Work required: Write out all records as given; omit images.
** START OF Stored data **
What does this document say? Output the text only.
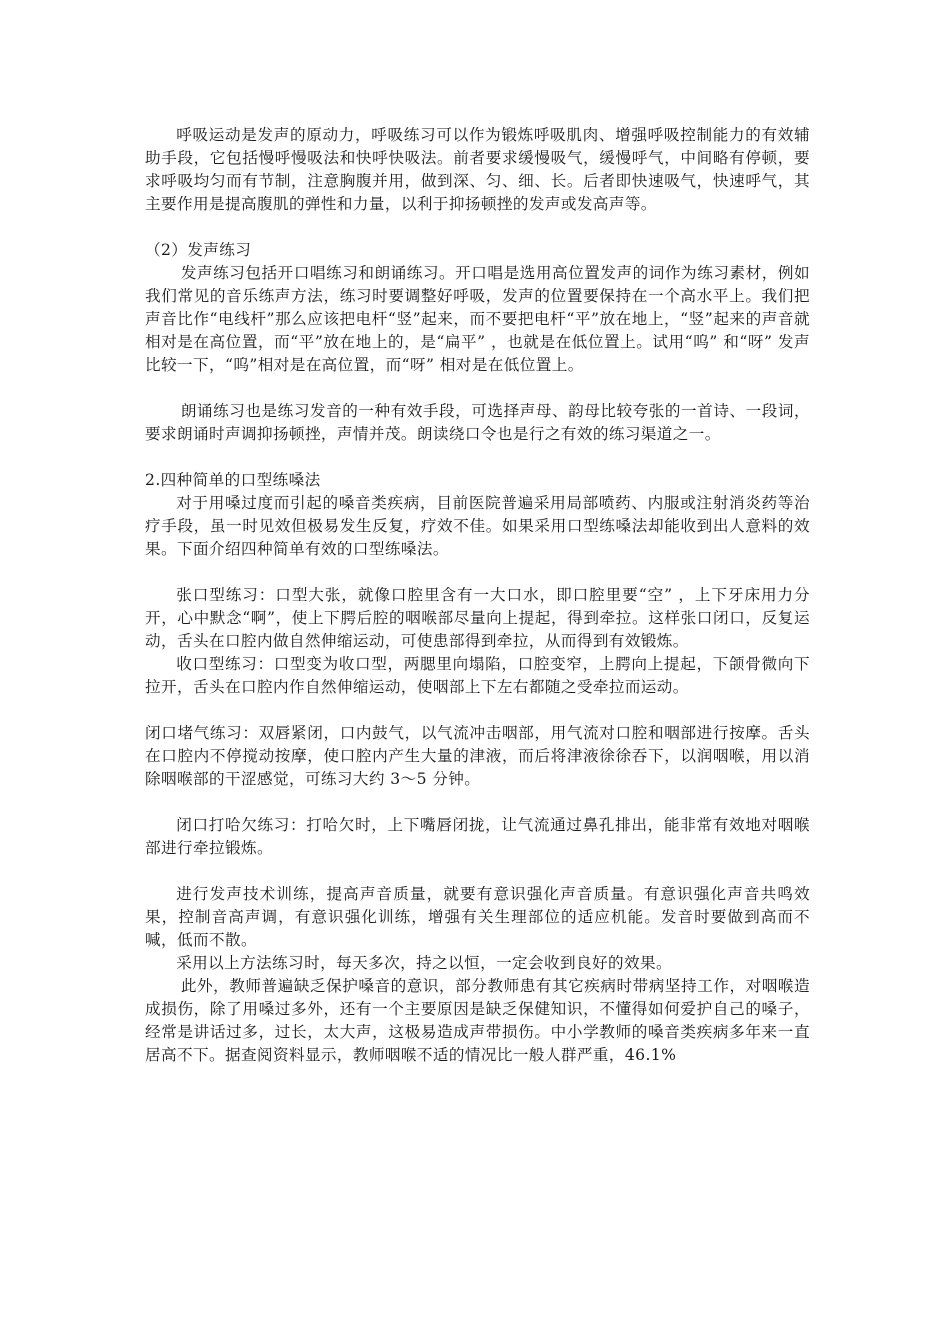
呼吸运动是发声的原动力，呼吸练习可以作为锻炼呼吸肌肉、增强呼吸控制能力的有效辅助手段，它包括慢呼慢吸法和快呼快吸法。前者要求缓慢吸气，缓慢呼气，中间略有停顿，要求呼吸均匀而有节制，注意胸腹并用，做到深、匀、细、长。后者即快速吸气，快速呼气，其主要作用是提高腹肌的弹性和力量，以利于抑扬顿挫的发声或发高声等。

（2）发声练习

发声练习包括开口唱练习和朗诵练习。开口唱是选用高位置发声的词作为练习素材，例如我们常见的音乐练声方法，练习时要调整好呼吸，发声的位置要保持在一个高水平上。我们把声音比作“电线杆”那么应该把电杆“竖”起来，而不要把电杆“平”放在地上，“竖”起来的声音就相对是在高位置，而“平”放在地上的，是“扁平” ，也就是在低位置上。试用“呜” 和“呀” 发声比较一下，“呜”相对是在高位置，而“呀” 相对是在低位置上。

朗诵练习也是练习发音的一种有效手段，可选择声母、韵母比较夸张的一首诗、一段词，要求朗诵时声调抑扬顿挫，声情并茂。朗读绕口令也是行之有效的练习渠道之一。

2.四种简单的口型练嗓法

对于用嗓过度而引起的嗓音类疾病，目前医院普遍采用局部喷药、内服或注射消炎药等治疗手段，虽一时见效但极易发生反复，疗效不佳。如果采用口型练嗓法却能收到出人意料的效果。下面介绍四种简单有效的口型练嗓法。

张口型练习：口型大张，就像口腔里含有一大口水，即口腔里要“空” ，上下牙床用力分开，心中默念“啊”，使上下腭后腔的咽喉部尽量向上提起，得到牵拉。这样张口闭口，反复运动，舌头在口腔内做自然伸缩运动，可使患部得到牵拉，从而得到有效锻炼。

收口型练习：口型变为收口型，两腮里向塌陷，口腔变窄，上腭向上提起，下颌骨微向下拉开，舌头在口腔内作自然伸缩运动，使咽部上下左右都随之受牵拉而运动。

闭口堵气练习：双唇紧闭，口内鼓气，以气流冲击咽部，用气流对口腔和咽部进行按摩。舌头在口腔内不停搅动按摩，使口腔内产生大量的津液，而后将津液徐徐吞下，以润咽喉，用以消除咽喉部的干涩感觉，可练习大约 3～5 分钟。

闭口打哈欠练习：打哈欠时，上下嘴唇闭拢，让气流通过鼻孔排出，能非常有效地对咽喉部进行牵拉锻炼。

进行发声技术训练，提高声音质量，就要有意识强化声音质量。有意识强化声音共鸣效果，控制音高声调，有意识强化训练，增强有关生理部位的适应机能。发音时要做到高而不喊，低而不散。

采用以上方法练习时，每天多次，持之以恒，一定会收到良好的效果。

此外，教师普遍缺乏保护嗓音的意识，部分教师患有其它疾病时带病坚持工作，对咽喉造成损伤，除了用嗓过多外，还有一个主要原因是缺乏保健知识，不懂得如何爱护自己的嗓子，经常是讲话过多，过长，太大声，这极易造成声带损伤。中小学教师的嗓音类疾病多年来一直居高不下。据查阅资料显示，教师咽喉不适的情况比一般人群严重，46.1%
** END OF Stored data **
In response:
What does this document say? Output the text only.
呼吸运动是发声的原动力，呼吸练习可以作为锻炼呼吸肌肉、增强呼吸控制能力的有效辅助手段，它包括慢呼慢吸法和快呼快吸法。前者要求缓慢吸气，缓慢呼气，中间略有停顿，要求呼吸均匀而有节制，注意胸腹并用，做到深、匀、细、长。后者即快速吸气，快速呼气，其主要作用是提高腹肌的弹性和力量，以利于抑扬顿挫的发声或发高声等。

（2）发声练习

发声练习包括开口唱练习和朗诵练习。开口唱是选用高位置发声的词作为练习素材，例如我们常见的音乐练声方法，练习时要调整好呼吸，发声的位置要保持在一个高水平上。我们把声音比作“电线杆”那么应该把电杆“竖”起来，而不要把电杆“平”放在地上，“竖”起来的声音就相对是在高位置，而“平”放在地上的，是“扁平” ，也就是在低位置上。试用“呜” 和“呀” 发声比较一下，“呜”相对是在高位置，而“呀” 相对是在低位置上。

朗诵练习也是练习发音的一种有效手段，可选择声母、韵母比较夸张的一首诗、一段词，要求朗诵时声调抑扬顿挫，声情并茂。朗读绕口令也是行之有效的练习渠道之一。

2.四种简单的口型练嗓法

对于用嗓过度而引起的嗓音类疾病，目前医院普遍采用局部喷药、内服或注射消炎药等治疗手段，虽一时见效但极易发生反复，疗效不佳。如果采用口型练嗓法却能收到出人意料的效果。下面介绍四种简单有效的口型练嗓法。

张口型练习：口型大张，就像口腔里含有一大口水，即口腔里要“空” ，上下牙床用力分开，心中默念“啊”，使上下腭后腔的咽喉部尽量向上提起，得到牵拉。这样张口闭口，反复运动，舌头在口腔内做自然伸缩运动，可使患部得到牵拉，从而得到有效锻炼。

收口型练习：口型变为收口型，两腮里向塌陷，口腔变窄，上腭向上提起，下颌骨微向下拉开，舌头在口腔内作自然伸缩运动，使咽部上下左右都随之受牵拉而运动。

闭口堵气练习：双唇紧闭，口内鼓气，以气流冲击咽部，用气流对口腔和咽部进行按摩。舌头在口腔内不停搅动按摩，使口腔内产生大量的津液，而后将津液徐徐吞下，以润咽喉，用以消除咽喉部的干涩感觉，可练习大约 3～5 分钟。

闭口打哈欠练习：打哈欠时，上下嘴唇闭拢，让气流通过鼻孔排出，能非常有效地对咽喉部进行牵拉锻炼。

进行发声技术训练，提高声音质量，就要有意识强化声音质量。有意识强化声音共鸣效果，控制音高声调，有意识强化训练，增强有关生理部位的适应机能。发音时要做到高而不喊，低而不散。

采用以上方法练习时，每天多次，持之以恒，一定会收到良好的效果。

此外，教师普遍缺乏保护嗓音的意识，部分教师患有其它疾病时带病坚持工作，对咽喉造成损伤，除了用嗓过多外，还有一个主要原因是缺乏保健知识，不懂得如何爱护自己的嗓子，经常是讲话过多，过长，太大声，这极易造成声带损伤。中小学教师的嗓音类疾病多年来一直居高不下。据查阅资料显示，教师咽喉不适的情况比一般人群严重，46.1%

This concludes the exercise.